>>>
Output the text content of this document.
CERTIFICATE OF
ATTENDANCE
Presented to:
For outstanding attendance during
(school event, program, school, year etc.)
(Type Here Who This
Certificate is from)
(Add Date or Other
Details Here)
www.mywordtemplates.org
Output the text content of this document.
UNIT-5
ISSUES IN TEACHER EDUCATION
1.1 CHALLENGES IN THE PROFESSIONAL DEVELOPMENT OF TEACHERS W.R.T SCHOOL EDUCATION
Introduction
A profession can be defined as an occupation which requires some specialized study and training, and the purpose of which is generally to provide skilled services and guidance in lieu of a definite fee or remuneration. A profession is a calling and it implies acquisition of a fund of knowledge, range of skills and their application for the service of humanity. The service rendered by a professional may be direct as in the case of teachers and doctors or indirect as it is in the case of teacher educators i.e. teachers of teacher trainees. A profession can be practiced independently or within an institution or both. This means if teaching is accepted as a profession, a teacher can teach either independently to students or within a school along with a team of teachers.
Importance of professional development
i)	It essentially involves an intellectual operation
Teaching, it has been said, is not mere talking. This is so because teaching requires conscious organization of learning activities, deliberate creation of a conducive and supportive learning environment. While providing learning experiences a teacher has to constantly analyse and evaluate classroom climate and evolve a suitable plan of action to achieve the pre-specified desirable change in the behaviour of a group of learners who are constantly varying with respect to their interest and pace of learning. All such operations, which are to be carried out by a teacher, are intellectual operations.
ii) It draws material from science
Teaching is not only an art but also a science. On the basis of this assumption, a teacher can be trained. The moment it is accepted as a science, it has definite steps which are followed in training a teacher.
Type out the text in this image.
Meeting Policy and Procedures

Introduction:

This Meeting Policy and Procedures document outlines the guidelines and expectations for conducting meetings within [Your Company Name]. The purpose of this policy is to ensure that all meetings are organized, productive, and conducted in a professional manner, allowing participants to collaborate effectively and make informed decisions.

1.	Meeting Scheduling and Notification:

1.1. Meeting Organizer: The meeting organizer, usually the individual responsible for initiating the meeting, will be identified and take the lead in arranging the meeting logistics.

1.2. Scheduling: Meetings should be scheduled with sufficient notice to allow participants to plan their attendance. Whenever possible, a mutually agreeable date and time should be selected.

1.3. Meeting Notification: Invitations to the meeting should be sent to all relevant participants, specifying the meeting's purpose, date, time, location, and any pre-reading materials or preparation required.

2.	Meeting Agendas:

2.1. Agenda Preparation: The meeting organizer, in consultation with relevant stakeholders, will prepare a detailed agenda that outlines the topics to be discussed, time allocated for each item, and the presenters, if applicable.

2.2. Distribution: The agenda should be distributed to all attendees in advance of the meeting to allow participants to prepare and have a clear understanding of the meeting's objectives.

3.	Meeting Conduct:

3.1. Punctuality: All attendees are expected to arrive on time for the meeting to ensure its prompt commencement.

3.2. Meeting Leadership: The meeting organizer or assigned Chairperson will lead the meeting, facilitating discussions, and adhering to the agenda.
<<<
Task:
Word for word, write out all of the data above.

Problem solution:
Output the text content of this document.
CERTIFICATE OF
ATTENDANCE
Presented to:
For outstanding attendance during
(school event, program, school, year etc.)
(Type Here Who This
Certificate is from)
(Add Date or Other
Details Here)
www.mywordtemplates.org
Output the text content of this document.
UNIT-5
ISSUES IN TEACHER EDUCATION
1.1 CHALLENGES IN THE PROFESSIONAL DEVELOPMENT OF TEACHERS W.R.T SCHOOL EDUCATION
Introduction
A profession can be defined as an occupation which requires some specialized study and training, and the purpose of which is generally to provide skilled services and guidance in lieu of a definite fee or remuneration. A profession is a calling and it implies acquisition of a fund of knowledge, range of skills and their application for the service of humanity. The service rendered by a professional may be direct as in the case of teachers and doctors or indirect as it is in the case of teacher educators i.e. teachers of teacher trainees. A profession can be practiced independently or within an institution or both. This means if teaching is accepted as a profession, a teacher can teach either independently to students or within a school along with a team of teachers.
Importance of professional development
i)	It essentially involves an intellectual operation
Teaching, it has been said, is not mere talking. This is so because teaching requires conscious organization of learning activities, deliberate creation of a conducive and supportive learning environment. While providing learning experiences a teacher has to constantly analyse and evaluate classroom climate and evolve a suitable plan of action to achieve the pre-specified desirable change in the behaviour of a group of learners who are constantly varying with respect to their interest and pace of learning. All such operations, which are to be carried out by a teacher, are intellectual operations.
ii) It draws material from science
Teaching is not only an art but also a science. On the basis of this assumption, a teacher can be trained. The moment it is accepted as a science, it has definite steps which are followed in training a teacher.
Type out the text in this image.
Meeting Policy and Procedures

Introduction:

This Meeting Policy and Procedures document outlines the guidelines and expectations for conducting meetings within [Your Company Name]. The purpose of this policy is to ensure that all meetings are organized, productive, and conducted in a professional manner, allowing participants to collaborate effectively and make informed decisions.

1.	Meeting Scheduling and Notification:

1.1. Meeting Organizer: The meeting organizer, usually the individual responsible for initiating the meeting, will be identified and take the lead in arranging the meeting logistics.

1.2. Scheduling: Meetings should be scheduled with sufficient notice to allow participants to plan their attendance. Whenever possible, a mutually agreeable date and time should be selected.

1.3. Meeting Notification: Invitations to the meeting should be sent to all relevant participants, specifying the meeting's purpose, date, time, location, and any pre-reading materials or preparation required.

2.	Meeting Agendas:

2.1. Agenda Preparation: The meeting organizer, in consultation with relevant stakeholders, will prepare a detailed agenda that outlines the topics to be discussed, time allocated for each item, and the presenters, if applicable.

2.2. Distribution: The agenda should be distributed to all attendees in advance of the meeting to allow participants to prepare and have a clear understanding of the meeting's objectives.

3.	Meeting Conduct:

3.1. Punctuality: All attendees are expected to arrive on time for the meeting to ensure its prompt commencement.

3.2. Meeting Leadership: The meeting organizer or assigned Chairperson will lead the meeting, facilitating discussions, and adhering to the agenda.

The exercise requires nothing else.